**Written request:** Images excluded, repeat each entry below exactly.
═════ The input
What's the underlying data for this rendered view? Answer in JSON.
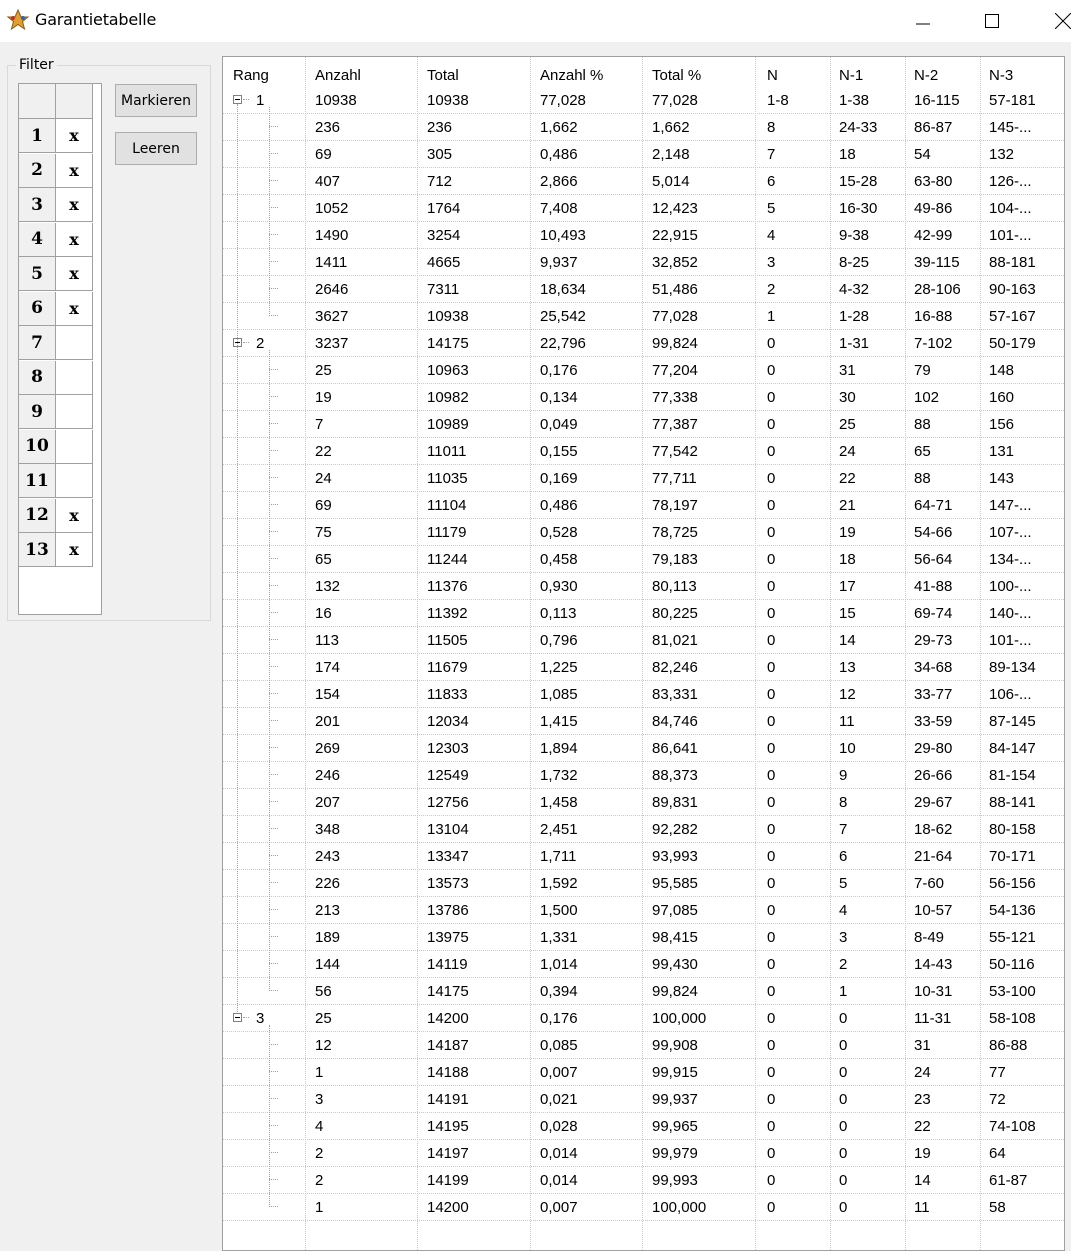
{
  "window": {
    "title": "Garantietabelle",
    "icon": "star-app-icon"
  },
  "filter": {
    "legend": "Filter",
    "rows": [
      {
        "num": "1",
        "val": "x"
      },
      {
        "num": "2",
        "val": "x"
      },
      {
        "num": "3",
        "val": "x"
      },
      {
        "num": "4",
        "val": "x"
      },
      {
        "num": "5",
        "val": "x"
      },
      {
        "num": "6",
        "val": "x"
      },
      {
        "num": "7",
        "val": ""
      },
      {
        "num": "8",
        "val": ""
      },
      {
        "num": "9",
        "val": ""
      },
      {
        "num": "10",
        "val": ""
      },
      {
        "num": "11",
        "val": ""
      },
      {
        "num": "12",
        "val": "x"
      },
      {
        "num": "13",
        "val": "x"
      }
    ],
    "buttons": {
      "mark": "Markieren",
      "clear": "Leeren"
    }
  },
  "table": {
    "columns": [
      "Rang",
      "Anzahl",
      "Total",
      "Anzahl %",
      "Total %",
      "N",
      "N-1",
      "N-2",
      "N-3"
    ],
    "groups": [
      {
        "rang": "1",
        "summary": [
          "10938",
          "10938",
          "77,028",
          "77,028",
          "1-8",
          "1-38",
          "16-115",
          "57-181"
        ],
        "children": [
          [
            "236",
            "236",
            "1,662",
            "1,662",
            "8",
            "24-33",
            "86-87",
            "145-..."
          ],
          [
            "69",
            "305",
            "0,486",
            "2,148",
            "7",
            "18",
            "54",
            "132"
          ],
          [
            "407",
            "712",
            "2,866",
            "5,014",
            "6",
            "15-28",
            "63-80",
            "126-..."
          ],
          [
            "1052",
            "1764",
            "7,408",
            "12,423",
            "5",
            "16-30",
            "49-86",
            "104-..."
          ],
          [
            "1490",
            "3254",
            "10,493",
            "22,915",
            "4",
            "9-38",
            "42-99",
            "101-..."
          ],
          [
            "1411",
            "4665",
            "9,937",
            "32,852",
            "3",
            "8-25",
            "39-115",
            "88-181"
          ],
          [
            "2646",
            "7311",
            "18,634",
            "51,486",
            "2",
            "4-32",
            "28-106",
            "90-163"
          ],
          [
            "3627",
            "10938",
            "25,542",
            "77,028",
            "1",
            "1-28",
            "16-88",
            "57-167"
          ]
        ]
      },
      {
        "rang": "2",
        "summary": [
          "3237",
          "14175",
          "22,796",
          "99,824",
          "0",
          "1-31",
          "7-102",
          "50-179"
        ],
        "children": [
          [
            "25",
            "10963",
            "0,176",
            "77,204",
            "0",
            "31",
            "79",
            "148"
          ],
          [
            "19",
            "10982",
            "0,134",
            "77,338",
            "0",
            "30",
            "102",
            "160"
          ],
          [
            "7",
            "10989",
            "0,049",
            "77,387",
            "0",
            "25",
            "88",
            "156"
          ],
          [
            "22",
            "11011",
            "0,155",
            "77,542",
            "0",
            "24",
            "65",
            "131"
          ],
          [
            "24",
            "11035",
            "0,169",
            "77,711",
            "0",
            "22",
            "88",
            "143"
          ],
          [
            "69",
            "11104",
            "0,486",
            "78,197",
            "0",
            "21",
            "64-71",
            "147-..."
          ],
          [
            "75",
            "11179",
            "0,528",
            "78,725",
            "0",
            "19",
            "54-66",
            "107-..."
          ],
          [
            "65",
            "11244",
            "0,458",
            "79,183",
            "0",
            "18",
            "56-64",
            "134-..."
          ],
          [
            "132",
            "11376",
            "0,930",
            "80,113",
            "0",
            "17",
            "41-88",
            "100-..."
          ],
          [
            "16",
            "11392",
            "0,113",
            "80,225",
            "0",
            "15",
            "69-74",
            "140-..."
          ],
          [
            "113",
            "11505",
            "0,796",
            "81,021",
            "0",
            "14",
            "29-73",
            "101-..."
          ],
          [
            "174",
            "11679",
            "1,225",
            "82,246",
            "0",
            "13",
            "34-68",
            "89-134"
          ],
          [
            "154",
            "11833",
            "1,085",
            "83,331",
            "0",
            "12",
            "33-77",
            "106-..."
          ],
          [
            "201",
            "12034",
            "1,415",
            "84,746",
            "0",
            "11",
            "33-59",
            "87-145"
          ],
          [
            "269",
            "12303",
            "1,894",
            "86,641",
            "0",
            "10",
            "29-80",
            "84-147"
          ],
          [
            "246",
            "12549",
            "1,732",
            "88,373",
            "0",
            "9",
            "26-66",
            "81-154"
          ],
          [
            "207",
            "12756",
            "1,458",
            "89,831",
            "0",
            "8",
            "29-67",
            "88-141"
          ],
          [
            "348",
            "13104",
            "2,451",
            "92,282",
            "0",
            "7",
            "18-62",
            "80-158"
          ],
          [
            "243",
            "13347",
            "1,711",
            "93,993",
            "0",
            "6",
            "21-64",
            "70-171"
          ],
          [
            "226",
            "13573",
            "1,592",
            "95,585",
            "0",
            "5",
            "7-60",
            "56-156"
          ],
          [
            "213",
            "13786",
            "1,500",
            "97,085",
            "0",
            "4",
            "10-57",
            "54-136"
          ],
          [
            "189",
            "13975",
            "1,331",
            "98,415",
            "0",
            "3",
            "8-49",
            "55-121"
          ],
          [
            "144",
            "14119",
            "1,014",
            "99,430",
            "0",
            "2",
            "14-43",
            "50-116"
          ],
          [
            "56",
            "14175",
            "0,394",
            "99,824",
            "0",
            "1",
            "10-31",
            "53-100"
          ]
        ]
      },
      {
        "rang": "3",
        "summary": [
          "25",
          "14200",
          "0,176",
          "100,000",
          "0",
          "0",
          "11-31",
          "58-108"
        ],
        "children": [
          [
            "12",
            "14187",
            "0,085",
            "99,908",
            "0",
            "0",
            "31",
            "86-88"
          ],
          [
            "1",
            "14188",
            "0,007",
            "99,915",
            "0",
            "0",
            "24",
            "77"
          ],
          [
            "3",
            "14191",
            "0,021",
            "99,937",
            "0",
            "0",
            "23",
            "72"
          ],
          [
            "4",
            "14195",
            "0,028",
            "99,965",
            "0",
            "0",
            "22",
            "74-108"
          ],
          [
            "2",
            "14197",
            "0,014",
            "99,979",
            "0",
            "0",
            "19",
            "64"
          ],
          [
            "2",
            "14199",
            "0,014",
            "99,993",
            "0",
            "0",
            "14",
            "61-87"
          ],
          [
            "1",
            "14200",
            "0,007",
            "100,000",
            "0",
            "0",
            "11",
            "58"
          ]
        ]
      }
    ]
  }
}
══════════
**Solution for this task:**
What's the underlying data for this rendered view? Answer in JSON.
{
  "window": {
    "title": "Garantietabelle",
    "icon": "star-app-icon"
  },
  "filter": {
    "legend": "Filter",
    "rows": [
      {
        "num": "1",
        "val": "x"
      },
      {
        "num": "2",
        "val": "x"
      },
      {
        "num": "3",
        "val": "x"
      },
      {
        "num": "4",
        "val": "x"
      },
      {
        "num": "5",
        "val": "x"
      },
      {
        "num": "6",
        "val": "x"
      },
      {
        "num": "7",
        "val": ""
      },
      {
        "num": "8",
        "val": ""
      },
      {
        "num": "9",
        "val": ""
      },
      {
        "num": "10",
        "val": ""
      },
      {
        "num": "11",
        "val": ""
      },
      {
        "num": "12",
        "val": "x"
      },
      {
        "num": "13",
        "val": "x"
      }
    ],
    "buttons": {
      "mark": "Markieren",
      "clear": "Leeren"
    }
  },
  "table": {
    "columns": [
      "Rang",
      "Anzahl",
      "Total",
      "Anzahl %",
      "Total %",
      "N",
      "N-1",
      "N-2",
      "N-3"
    ],
    "groups": [
      {
        "rang": "1",
        "summary": [
          "10938",
          "10938",
          "77,028",
          "77,028",
          "1-8",
          "1-38",
          "16-115",
          "57-181"
        ],
        "children": [
          [
            "236",
            "236",
            "1,662",
            "1,662",
            "8",
            "24-33",
            "86-87",
            "145-..."
          ],
          [
            "69",
            "305",
            "0,486",
            "2,148",
            "7",
            "18",
            "54",
            "132"
          ],
          [
            "407",
            "712",
            "2,866",
            "5,014",
            "6",
            "15-28",
            "63-80",
            "126-..."
          ],
          [
            "1052",
            "1764",
            "7,408",
            "12,423",
            "5",
            "16-30",
            "49-86",
            "104-..."
          ],
          [
            "1490",
            "3254",
            "10,493",
            "22,915",
            "4",
            "9-38",
            "42-99",
            "101-..."
          ],
          [
            "1411",
            "4665",
            "9,937",
            "32,852",
            "3",
            "8-25",
            "39-115",
            "88-181"
          ],
          [
            "2646",
            "7311",
            "18,634",
            "51,486",
            "2",
            "4-32",
            "28-106",
            "90-163"
          ],
          [
            "3627",
            "10938",
            "25,542",
            "77,028",
            "1",
            "1-28",
            "16-88",
            "57-167"
          ]
        ]
      },
      {
        "rang": "2",
        "summary": [
          "3237",
          "14175",
          "22,796",
          "99,824",
          "0",
          "1-31",
          "7-102",
          "50-179"
        ],
        "children": [
          [
            "25",
            "10963",
            "0,176",
            "77,204",
            "0",
            "31",
            "79",
            "148"
          ],
          [
            "19",
            "10982",
            "0,134",
            "77,338",
            "0",
            "30",
            "102",
            "160"
          ],
          [
            "7",
            "10989",
            "0,049",
            "77,387",
            "0",
            "25",
            "88",
            "156"
          ],
          [
            "22",
            "11011",
            "0,155",
            "77,542",
            "0",
            "24",
            "65",
            "131"
          ],
          [
            "24",
            "11035",
            "0,169",
            "77,711",
            "0",
            "22",
            "88",
            "143"
          ],
          [
            "69",
            "11104",
            "0,486",
            "78,197",
            "0",
            "21",
            "64-71",
            "147-..."
          ],
          [
            "75",
            "11179",
            "0,528",
            "78,725",
            "0",
            "19",
            "54-66",
            "107-..."
          ],
          [
            "65",
            "11244",
            "0,458",
            "79,183",
            "0",
            "18",
            "56-64",
            "134-..."
          ],
          [
            "132",
            "11376",
            "0,930",
            "80,113",
            "0",
            "17",
            "41-88",
            "100-..."
          ],
          [
            "16",
            "11392",
            "0,113",
            "80,225",
            "0",
            "15",
            "69-74",
            "140-..."
          ],
          [
            "113",
            "11505",
            "0,796",
            "81,021",
            "0",
            "14",
            "29-73",
            "101-..."
          ],
          [
            "174",
            "11679",
            "1,225",
            "82,246",
            "0",
            "13",
            "34-68",
            "89-134"
          ],
          [
            "154",
            "11833",
            "1,085",
            "83,331",
            "0",
            "12",
            "33-77",
            "106-..."
          ],
          [
            "201",
            "12034",
            "1,415",
            "84,746",
            "0",
            "11",
            "33-59",
            "87-145"
          ],
          [
            "269",
            "12303",
            "1,894",
            "86,641",
            "0",
            "10",
            "29-80",
            "84-147"
          ],
          [
            "246",
            "12549",
            "1,732",
            "88,373",
            "0",
            "9",
            "26-66",
            "81-154"
          ],
          [
            "207",
            "12756",
            "1,458",
            "89,831",
            "0",
            "8",
            "29-67",
            "88-141"
          ],
          [
            "348",
            "13104",
            "2,451",
            "92,282",
            "0",
            "7",
            "18-62",
            "80-158"
          ],
          [
            "243",
            "13347",
            "1,711",
            "93,993",
            "0",
            "6",
            "21-64",
            "70-171"
          ],
          [
            "226",
            "13573",
            "1,592",
            "95,585",
            "0",
            "5",
            "7-60",
            "56-156"
          ],
          [
            "213",
            "13786",
            "1,500",
            "97,085",
            "0",
            "4",
            "10-57",
            "54-136"
          ],
          [
            "189",
            "13975",
            "1,331",
            "98,415",
            "0",
            "3",
            "8-49",
            "55-121"
          ],
          [
            "144",
            "14119",
            "1,014",
            "99,430",
            "0",
            "2",
            "14-43",
            "50-116"
          ],
          [
            "56",
            "14175",
            "0,394",
            "99,824",
            "0",
            "1",
            "10-31",
            "53-100"
          ]
        ]
      },
      {
        "rang": "3",
        "summary": [
          "25",
          "14200",
          "0,176",
          "100,000",
          "0",
          "0",
          "11-31",
          "58-108"
        ],
        "children": [
          [
            "12",
            "14187",
            "0,085",
            "99,908",
            "0",
            "0",
            "31",
            "86-88"
          ],
          [
            "1",
            "14188",
            "0,007",
            "99,915",
            "0",
            "0",
            "24",
            "77"
          ],
          [
            "3",
            "14191",
            "0,021",
            "99,937",
            "0",
            "0",
            "23",
            "72"
          ],
          [
            "4",
            "14195",
            "0,028",
            "99,965",
            "0",
            "0",
            "22",
            "74-108"
          ],
          [
            "2",
            "14197",
            "0,014",
            "99,979",
            "0",
            "0",
            "19",
            "64"
          ],
          [
            "2",
            "14199",
            "0,014",
            "99,993",
            "0",
            "0",
            "14",
            "61-87"
          ],
          [
            "1",
            "14200",
            "0,007",
            "100,000",
            "0",
            "0",
            "11",
            "58"
          ]
        ]
      }
    ]
  }
}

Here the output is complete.